TASK DETAILS:
Rewrite the material below with "paragraph-line" swapped for "text-line" everywhere and nothing else changed. Leave the pictures out.
******************************
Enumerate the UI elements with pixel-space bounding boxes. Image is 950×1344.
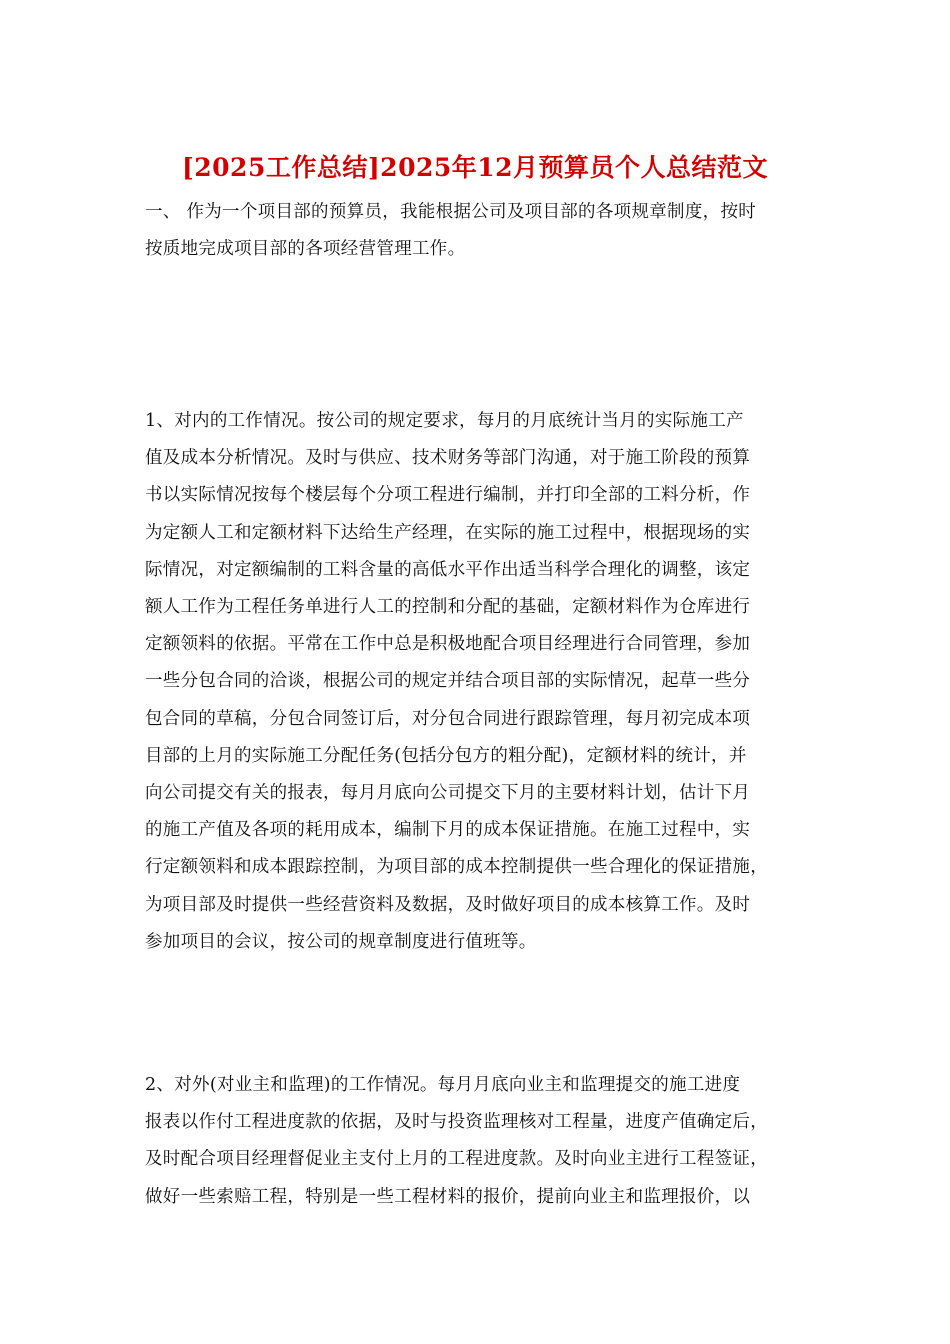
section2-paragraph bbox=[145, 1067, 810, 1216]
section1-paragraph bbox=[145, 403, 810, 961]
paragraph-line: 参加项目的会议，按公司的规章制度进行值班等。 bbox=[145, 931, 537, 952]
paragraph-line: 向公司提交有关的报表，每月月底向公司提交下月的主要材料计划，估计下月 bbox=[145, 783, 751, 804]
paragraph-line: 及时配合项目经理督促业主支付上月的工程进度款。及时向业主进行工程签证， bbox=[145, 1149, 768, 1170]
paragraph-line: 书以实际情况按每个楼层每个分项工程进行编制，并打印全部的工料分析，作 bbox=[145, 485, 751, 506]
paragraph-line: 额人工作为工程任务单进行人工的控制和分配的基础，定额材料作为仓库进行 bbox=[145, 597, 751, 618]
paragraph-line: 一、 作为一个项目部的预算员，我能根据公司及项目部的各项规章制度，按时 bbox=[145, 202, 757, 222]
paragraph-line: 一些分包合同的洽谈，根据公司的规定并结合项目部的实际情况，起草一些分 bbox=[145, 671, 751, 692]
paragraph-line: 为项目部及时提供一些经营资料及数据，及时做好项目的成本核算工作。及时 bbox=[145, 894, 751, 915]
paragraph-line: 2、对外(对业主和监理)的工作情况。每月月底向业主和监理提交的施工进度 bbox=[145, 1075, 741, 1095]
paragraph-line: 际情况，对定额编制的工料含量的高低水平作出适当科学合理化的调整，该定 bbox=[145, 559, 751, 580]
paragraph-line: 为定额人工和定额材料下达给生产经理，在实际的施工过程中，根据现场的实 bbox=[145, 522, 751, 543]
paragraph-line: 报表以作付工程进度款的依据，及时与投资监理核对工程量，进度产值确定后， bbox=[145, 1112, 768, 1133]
******************************
RESPONSE TO THIS EXERCISE:
Enumerate the UI elements with pixel-space bounding boxes. Image is 950×1344.
section2-paragraph bbox=[145, 1067, 810, 1216]
section1-paragraph bbox=[145, 403, 810, 961]
text-line: 参加项目的会议，按公司的规章制度进行值班等。 bbox=[145, 931, 537, 952]
text-line: 向公司提交有关的报表，每月月底向公司提交下月的主要材料计划，估计下月 bbox=[145, 783, 751, 804]
text-line: 及时配合项目经理督促业主支付上月的工程进度款。及时向业主进行工程签证， bbox=[145, 1149, 768, 1170]
text-line: 书以实际情况按每个楼层每个分项工程进行编制，并打印全部的工料分析，作 bbox=[145, 485, 751, 506]
text-line: 额人工作为工程任务单进行人工的控制和分配的基础，定额材料作为仓库进行 bbox=[145, 597, 751, 618]
text-line: 一、 作为一个项目部的预算员，我能根据公司及项目部的各项规章制度，按时 bbox=[145, 202, 757, 222]
text-line: 一些分包合同的洽谈，根据公司的规定并结合项目部的实际情况，起草一些分 bbox=[145, 671, 751, 692]
text-line: 为项目部及时提供一些经营资料及数据，及时做好项目的成本核算工作。及时 bbox=[145, 894, 751, 915]
text-line: 2、对外(对业主和监理)的工作情况。每月月底向业主和监理提交的施工进度 bbox=[145, 1075, 741, 1095]
text-line: 际情况，对定额编制的工料含量的高低水平作出适当科学合理化的调整，该定 bbox=[145, 559, 751, 580]
text-line: 为定额人工和定额材料下达给生产经理，在实际的施工过程中，根据现场的实 bbox=[145, 522, 751, 543]
text-line: 报表以作付工程进度款的依据，及时与投资监理核对工程量，进度产值确定后， bbox=[145, 1112, 768, 1133]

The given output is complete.